= What you are asked to do =
Pull every line of the entries that has the word "naturaleza".

Stored records

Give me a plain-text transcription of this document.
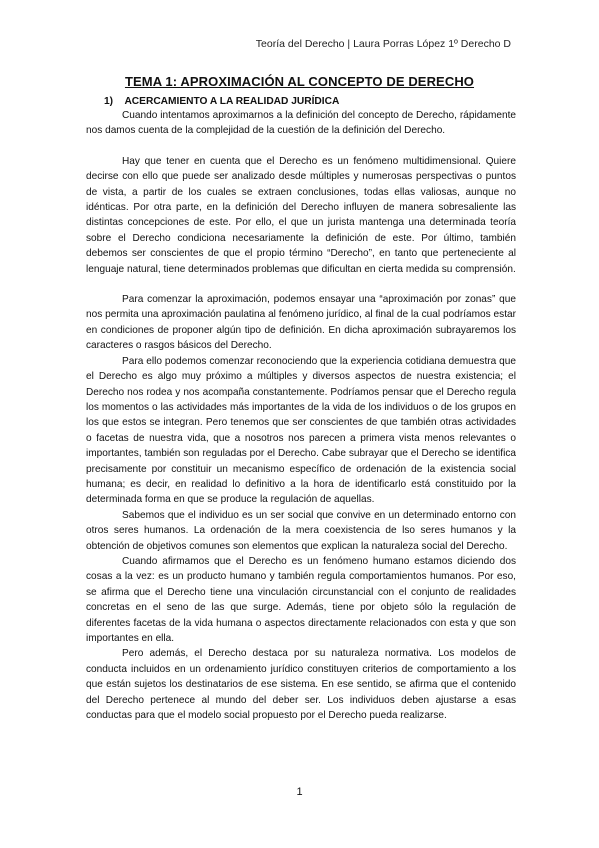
Teoría del Derecho | Laura Porras López 1º Derecho D
TEMA 1: APROXIMACIÓN AL CONCEPTO DE DERECHO
1) ACERCAMIENTO A LA REALIDAD JURÍDICA

Cuando intentamos aproximarnos a la definición del concepto de Derecho, rápidamente nos damos cuenta de la complejidad de la cuestión de la definición del Derecho.

Hay que tener en cuenta que el Derecho es un fenómeno multidimensional. Quiere decirse con ello que puede ser analizado desde múltiples y numerosas perspectivas o puntos de vista, a partir de los cuales se extraen conclusiones, todas ellas valiosas, aunque no idénticas. Por otra parte, en la definición del Derecho influyen de manera sobresaliente las distintas concepciones de este. Por ello, el que un jurista mantenga una determinada teoría sobre el Derecho condiciona necesariamente la definición de este. Por último, también debemos ser conscientes de que el propio término “Derecho”, en tanto que perteneciente al lenguaje natural, tiene determinados problemas que dificultan en cierta medida su comprensión.

Para comenzar la aproximación, podemos ensayar una “aproximación por zonas” que nos permita una aproximación paulatina al fenómeno jurídico, al final de la cual podríamos estar en condiciones de proponer algún tipo de definición. En dicha aproximación subrayaremos los caracteres o rasgos básicos del Derecho.

Para ello podemos comenzar reconociendo que la experiencia cotidiana demuestra que el Derecho es algo muy próximo a múltiples y diversos aspectos de nuestra existencia; el Derecho nos rodea y nos acompaña constantemente. Podríamos pensar que el Derecho regula los momentos o las actividades más importantes de la vida de los individuos o de los grupos en los que estos se integran. Pero tenemos que ser conscientes de que también otras actividades o facetas de nuestra vida, que a nosotros nos parecen a primera vista menos relevantes o importantes, también son reguladas por el Derecho. Cabe subrayar que el Derecho se identifica precisamente por constituir un mecanismo específico de ordenación de la existencia social humana; es decir, en realidad lo definitivo a la hora de identificarlo está constituido por la determinada forma en que se produce la regulación de aquellas.

Sabemos que el individuo es un ser social que convive en un determinado entorno con otros seres humanos. La ordenación de la mera coexistencia de lso seres humanos y la obtención de objetivos comunes son elementos que explican la naturaleza social del Derecho.

Cuando afirmamos que el Derecho es un fenómeno humano estamos diciendo dos cosas a la vez: es un producto humano y también regula comportamientos humanos. Por eso, se afirma que el Derecho tiene una vinculación circunstancial con el conjunto de realidades concretas en el seno de las que surge. Además, tiene por objeto sólo la regulación de diferentes facetas de la vida humana o aspectos directamente relacionados con esta y que son importantes en ella.

Pero además, el Derecho destaca por su naturaleza normativa. Los modelos de conducta incluidos en un ordenamiento jurídico constituyen criterios de comportamiento a los que están sujetos los destinatarios de ese sistema. En ese sentido, se afirma que el contenido del Derecho pertenece al mundo del deber ser. Los individuos deben ajustarse a esas conductas para que el modelo social propuesto por el Derecho pueda realizarse.

1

= Answer for the task =
Sabemos que el individuo es un ser social que convive en un determinado entorno con otros seres humanos. La ordenación de la mera coexistencia de lso seres humanos y la obtención de objetivos comunes son elementos que explican la naturaleza social del Derecho.
Pero además, el Derecho destaca por su naturaleza normativa. Los modelos de conducta incluidos en un ordenamiento jurídico constituyen criterios de comportamiento a los que están sujetos los destinatarios de ese sistema. En ese sentido, se afirma que el contenido del Derecho pertenece al mundo del deber ser. Los individuos deben ajustarse a esas conductas para que el modelo social propuesto por el Derecho pueda realizarse.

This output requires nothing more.